• Work to be completed
Copy the lines from the one with "law-point: 인터넷게임 사업자" through the one with "law-point: 국가중독관리위원회의 장은", both included, exactly as they appear in the entries.

━━━ Input data ━━━

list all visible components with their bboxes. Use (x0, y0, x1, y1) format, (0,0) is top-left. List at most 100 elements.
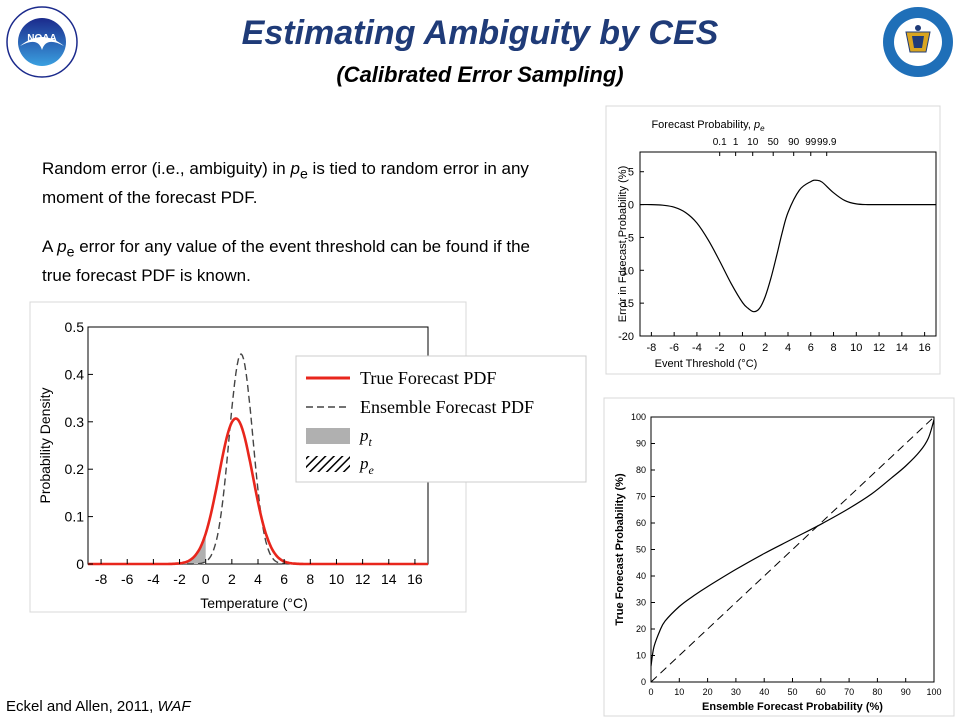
p2-pre: A (42, 237, 58, 256)
reliability-y-tick-label: 30 (636, 598, 646, 608)
error-chart-frame (605, 105, 941, 375)
legend-pe-label-var: p (359, 454, 369, 473)
reliability-chart-frame (603, 397, 955, 717)
citation-journal: WAF (157, 698, 191, 715)
pdf-x-tick-label: -2 (173, 571, 186, 587)
error-y-tick-label: 5 (628, 167, 634, 179)
reliability-x-tick-label: 80 (872, 687, 882, 697)
error-x-tick-label: 10 (850, 342, 862, 354)
reliability-x-tick-label: 60 (816, 687, 826, 697)
reliability-y-tick-label: 80 (636, 465, 646, 475)
reliability-y-tick-label: 20 (636, 624, 646, 634)
error-line (639, 179, 937, 313)
reliability-y-axis-label: True Forecast Probability (%) (614, 473, 626, 626)
reliability-x-tick-label: 100 (926, 687, 941, 697)
error-x-tick-label: 14 (896, 342, 908, 354)
body-paragraph-2: A pe error for any value of the event th… (42, 235, 562, 288)
page-title: Estimating Ambiguity by CES (241, 14, 719, 52)
reliability-x-tick-label: 10 (674, 687, 684, 697)
true-pdf-line (88, 417, 428, 566)
noaa-logo-text: NOAA (27, 33, 56, 44)
p1-var: p (290, 159, 300, 178)
error-top-axis-label-var: p (753, 119, 760, 131)
error-x-tick-label: 0 (739, 342, 745, 354)
pdf-y-tick-label: 0.1 (65, 509, 85, 525)
p2-var: p (57, 237, 67, 256)
reliability-y-tick-label: 100 (631, 412, 646, 422)
error-top-tick-label: 90 (788, 137, 800, 148)
reliability-x-tick-label: 0 (648, 687, 653, 697)
legend-pt-label: pt (359, 426, 373, 449)
error-x-tick-label: 6 (808, 342, 814, 354)
error-top-tick-label: 99 (805, 137, 817, 148)
error-top-tick-label: 10 (747, 137, 759, 148)
pdf-y-axis-label: Probability Density (37, 388, 53, 504)
error-x-tick-label: 8 (830, 342, 836, 354)
pdf-x-tick-label: -4 (147, 571, 160, 587)
legend-ensemble-label: Ensemble Forecast PDF (360, 397, 534, 417)
pdf-x-tick-label: 2 (228, 571, 236, 587)
error-x-tick-label: -8 (646, 342, 656, 354)
error-top-tick-label: 1 (733, 137, 739, 148)
reliability-y-tick-label: 70 (636, 492, 646, 502)
page-subtitle: (Calibrated Error Sampling) (336, 62, 624, 87)
error-x-tick-label: 4 (785, 342, 791, 354)
error-x-tick-label: 16 (918, 342, 930, 354)
error-top-tick-label: 99.9 (817, 137, 837, 148)
reliability-y-tick-label: 10 (636, 651, 646, 661)
legend-pe-label: pe (359, 454, 375, 477)
error-y-tick-label: -10 (618, 265, 634, 277)
reliability-x-tick-label: 20 (703, 687, 713, 697)
pdf-x-tick-label: -8 (95, 571, 108, 587)
legend-true-label: True Forecast PDF (360, 368, 496, 388)
legend-pt-swatch (306, 428, 350, 444)
error-x-tick-label: 12 (873, 342, 885, 354)
pt-area (88, 533, 206, 564)
error-y-tick-label: -15 (618, 298, 634, 310)
error-x-tick-label: -2 (715, 342, 725, 354)
error-x-tick-label: -6 (669, 342, 679, 354)
error-top-axis-label-text: Forecast Probability, (651, 119, 754, 131)
pdf-x-tick-label: 0 (202, 571, 210, 587)
p1-post: is tied to random error in any moment of… (42, 159, 529, 208)
commerce-seal-icon (882, 6, 954, 78)
pdf-legend: True Forecast PDF Ensemble Forecast PDF pt… (295, 355, 587, 483)
pdf-y-tick-label: 0 (76, 556, 84, 572)
p2-sub: e (66, 244, 75, 261)
pdf-x-tick-label: 6 (280, 571, 288, 587)
pdf-y-tick-label: 0.2 (65, 461, 85, 477)
legend-pe-label-sub: e (369, 463, 375, 477)
reliability-y-tick-label: 0 (641, 677, 646, 687)
pdf-x-tick-label: 8 (306, 571, 314, 587)
pdf-x-tick-label: -6 (121, 571, 134, 587)
p1-pre: Random error (i.e., ambiguity) in (42, 159, 291, 178)
reliability-x-tick-label: 70 (844, 687, 854, 697)
p1-sub: e (299, 166, 308, 183)
reliability-y-tick-label: 90 (636, 439, 646, 449)
reliability-x-axis-label: Ensemble Forecast Probability (%) (702, 701, 883, 713)
reliability-line (650, 419, 935, 667)
error-y-axis-label: Error in Forecast Probability (%) (617, 166, 629, 323)
pdf-x-tick-label: 10 (329, 571, 345, 587)
reliability-x-tick-label: 50 (787, 687, 797, 697)
reliability-x-tick-label: 30 (731, 687, 741, 697)
reliability-x-tick-label: 90 (901, 687, 911, 697)
reliability-x-tick-label: 40 (759, 687, 769, 697)
pdf-y-tick-label: 0.5 (65, 319, 85, 335)
legend-pt-label-sub: t (369, 435, 373, 449)
pdf-y-tick-label: 0.4 (65, 366, 85, 382)
error-top-axis-label: Forecast Probability, pe (651, 119, 765, 133)
error-y-tick-label: -5 (624, 232, 634, 244)
error-top-axis-label-sub: e (760, 124, 765, 133)
citation: Eckel and Allen, 2011, WAF (6, 698, 191, 715)
error-y-tick-label: 0 (628, 200, 634, 212)
error-top-tick-label: 0.1 (713, 137, 727, 148)
pdf-x-tick-label: 12 (355, 571, 371, 587)
error-x-tick-label: -4 (692, 342, 702, 354)
pdf-x-tick-label: 14 (381, 571, 397, 587)
body-paragraph-1: Random error (i.e., ambiguity) in pe is … (42, 157, 562, 210)
error-y-tick-label: -20 (618, 331, 634, 343)
citation-text: Eckel and Allen, 2011, (6, 698, 158, 715)
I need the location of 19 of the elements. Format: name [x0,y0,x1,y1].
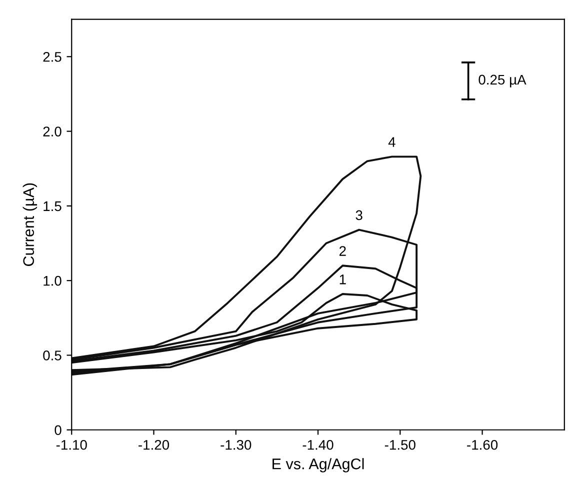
y-tick-label: 1.5 [44,201,62,212]
y-tick-label: 2.0 [43,126,62,136]
y-tick-label: 2.5 [43,52,62,62]
x-tick-label: -1.30 [220,440,252,450]
x-tick-label: -1.60 [467,440,498,450]
x-tick-label: -1.10 [56,440,87,450]
series-label: 1 [340,274,346,284]
x-tick-label: -1.50 [384,440,416,450]
series-label: 3 [356,210,362,220]
y-tick-label: 1.0 [44,276,62,286]
series-label: 4 [388,137,396,147]
y-axis-title: Current (µA) [22,183,38,266]
y-tick-label: 0.5 [43,350,62,360]
x-axis-title: E vs. Ag/AgCl [272,458,364,472]
x-tick-label: -1.20 [138,440,170,450]
x-tick-label: -1.40 [302,440,334,450]
annotation: 0.25 µA [478,74,526,88]
y-tick-label: 0 [54,425,62,436]
series-label: 2 [339,246,346,256]
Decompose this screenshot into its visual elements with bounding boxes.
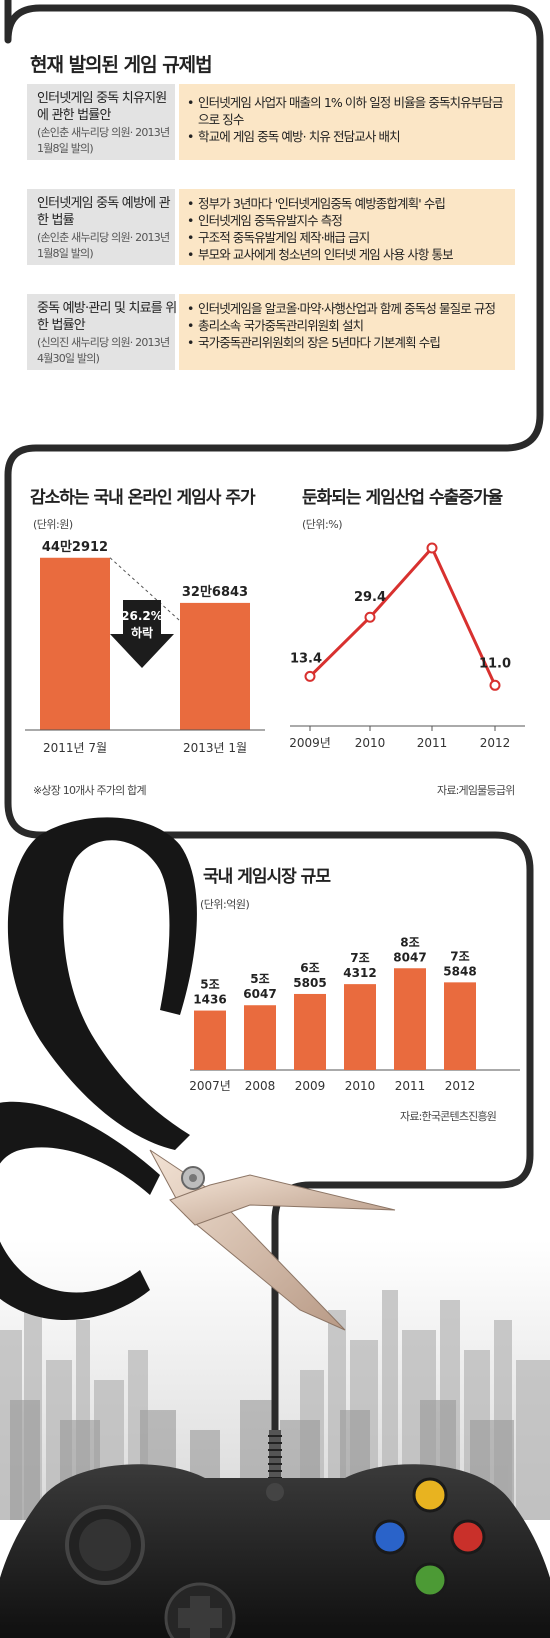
law-point: 인터넷게임 사업자 매출의 1% 이하 일정 비율을 중독치유부담금으로 징수 [187,94,513,128]
data-label: 4312 [343,966,376,980]
down-arrow-icon [110,600,174,668]
law-name: 인터넷게임 중독 예방에 관한 법률 [37,196,171,228]
export-chart-title: 둔화되는 게임산업 수출증가율 [302,488,503,508]
data-label: 5조 [200,978,219,992]
bar [394,968,426,1070]
x-tick-label: 2009년 [290,736,331,750]
law-point: 구조적 중독유발게임 제작·배급 금지 [187,229,513,246]
stock-chart-title: 감소하는 국내 온라인 게임사 주가 [30,488,256,508]
scissors-icon [0,817,396,1331]
export-chart: 2009년 2010 2011 2012 13.4 29.4 48.1 11.0 [290,530,525,750]
law-point: 정부가 3년마다 '인터넷게임중독 예방종합계획' 수립 [187,195,513,212]
law-label-cell: 인터넷게임 중독 예방에 관한 법률 (손인춘 새누리당 의원· 2013년 1… [27,189,175,265]
series-line [308,546,497,686]
law-sponsor: (손인춘 새누리당 의원· 2013년 1월8일 발의) [37,231,170,260]
law-point: 국가중독관리위원회의 장은 5년마다 기본계획 수립 [187,334,513,351]
law-sponsor: (신의진 새누리당 의원· 2013년 4월30일 발의) [37,336,170,365]
law-point: 인터넷게임을 알코올·마약·사행산업과 함께 중독성 물질로 규정 [187,300,513,317]
law-label-cell: 인터넷게임 중독 치유지원에 관한 법률안 (손인춘 새누리당 의원· 2013… [27,84,175,160]
decline-value: 26.2% [121,609,163,623]
export-chart-unit: (단위:%) [302,518,342,531]
data-label: 29.4 [354,590,386,605]
law-name: 중독 예방·관리 및 치료를 위한 법률안 [37,301,177,333]
x-tick-label: 2011 [417,736,448,750]
stock-chart-unit: (단위:원) [33,518,73,531]
data-label: 48.1 [416,530,448,534]
stock-chart-note: ※상장 10개사 주가의 합계 [33,784,147,797]
data-point [489,679,501,691]
law-point: 인터넷게임 중독유발지수 측정 [187,212,513,229]
x-tick-label: 2011년 7월 [43,741,107,755]
law-content-cell: 인터넷게임을 알코올·마약·사행산업과 함께 중독성 물질로 규정 총리소속 국… [179,294,515,370]
data-label: 7조 [450,949,469,963]
law-row: 중독 예방·관리 및 치료를 위한 법률안 (신의진 새누리당 의원· 2013… [27,294,515,370]
law-label-cell: 중독 예방·관리 및 치료를 위한 법률안 (신의진 새누리당 의원· 2013… [27,294,177,370]
game-controller-icon [0,1464,550,1638]
x-tick-label: 2010 [355,736,386,750]
market-chart-unit: (단위:억원) [200,898,250,911]
data-label: 5805 [293,976,326,990]
export-chart-source: 자료:게임물등급위 [437,784,515,797]
bar [180,602,250,730]
data-point [426,542,438,554]
stock-chart: 44만2912 2011년 7월 32만6843 2013년 1월 26.2% 하락 [25,539,265,755]
bar [194,1010,226,1070]
law-content-cell: 인터넷게임 사업자 매출의 1% 이하 일정 비율을 중독치유부담금으로 징수 … [179,84,515,160]
data-label: 8조 [400,935,419,949]
data-label: 1436 [193,993,226,1007]
law-point: 부모와 교사에게 청소년의 인터넷 게임 사용 사항 통보 [187,246,513,263]
law-row: 인터넷게임 중독 치유지원에 관한 법률안 (손인춘 새누리당 의원· 2013… [27,84,515,160]
data-label: 44만2912 [42,539,108,555]
data-point [304,670,316,682]
data-label: 6047 [243,987,276,1001]
laws-title: 현재 발의된 게임 규제법 [30,54,213,76]
x-tick-label: 2012 [445,1079,476,1093]
data-label: 13.4 [290,651,322,666]
market-chart: 5조14362007년5조604720086조580520097조4312201… [190,935,520,1093]
market-chart-source: 자료:한국콘텐츠진흥원 [400,1110,497,1123]
data-label: 5848 [443,964,476,978]
bar [444,982,476,1070]
x-tick-label: 2011 [395,1079,426,1093]
law-row: 인터넷게임 중독 예방에 관한 법률 (손인춘 새누리당 의원· 2013년 1… [27,189,515,265]
bar [344,984,376,1070]
data-point [364,611,376,623]
x-tick-label: 2012 [480,736,511,750]
x-tick-label: 2010 [345,1079,376,1093]
x-tick-label: 2013년 1월 [183,741,247,755]
data-label: 32만6843 [182,584,248,600]
bar [294,993,326,1070]
market-chart-title: 국내 게임시장 규모 [203,867,331,887]
bar [244,1005,276,1070]
law-point: 학교에 게임 중독 예방· 치유 전담교사 배치 [187,128,513,145]
decline-text: 하락 [131,625,153,640]
bar [40,557,110,730]
data-label: 6조 [300,961,319,975]
data-label: 8047 [393,950,426,964]
x-tick-label: 2008 [245,1079,276,1093]
data-label: 5조 [250,972,269,986]
law-sponsor: (손인춘 새누리당 의원· 2013년 1월8일 발의) [37,126,170,155]
x-tick-label: 2009 [295,1079,326,1093]
data-label: 7조 [350,951,369,965]
x-tick-label: 2007년 [190,1079,231,1093]
data-label: 11.0 [479,656,511,671]
law-point: 총리소속 국가중독관리위원회 설치 [187,317,513,334]
law-content-cell: 정부가 3년마다 '인터넷게임중독 예방종합계획' 수립 인터넷게임 중독유발지… [179,189,515,265]
law-name: 인터넷게임 중독 치유지원에 관한 법률안 [37,91,167,123]
decline-connector [109,557,181,622]
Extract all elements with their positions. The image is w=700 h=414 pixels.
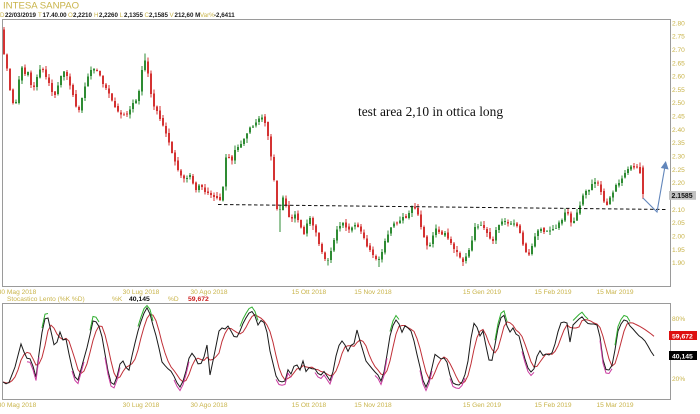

━━━

• Result for this task
law-point: 인터넷게임 사업자 매출의 1% 이하 일정 비율을 중독치유부담금으로 징수 [187,94,513,128]
data-label: 4312 [343,966,376,980]
down-arrow-icon [110,600,174,668]
law-name: 인터넷게임 중독 예방에 관한 법률 [37,196,171,228]
export-chart-title: 둔화되는 게임산업 수출증가율 [302,488,503,508]
data-label: 5조 [200,978,219,992]
bar [394,968,426,1070]
x-tick-label: 2009년 [290,736,331,750]
law-point: 구조적 중독유발게임 제작·배급 금지 [187,229,513,246]
stock-chart-title: 감소하는 국내 온라인 게임사 주가 [30,488,256,508]
scissors-icon [0,817,396,1331]
export-chart: 2009년 2010 2011 2012 13.4 29.4 48.1 11.0 [290,530,525,750]
law-point: 정부가 3년마다 '인터넷게임중독 예방종합계획' 수립 [187,195,513,212]
law-label-cell: 인터넷게임 중독 예방에 관한 법률 (손인춘 새누리당 의원· 2013년 1… [27,189,175,265]
series-line [308,546,497,686]
law-sponsor: (손인춘 새누리당 의원· 2013년 1월8일 발의) [37,231,170,260]
law-point: 국가중독관리위원회의 장은 5년마다 기본계획 수립 [187,334,513,351]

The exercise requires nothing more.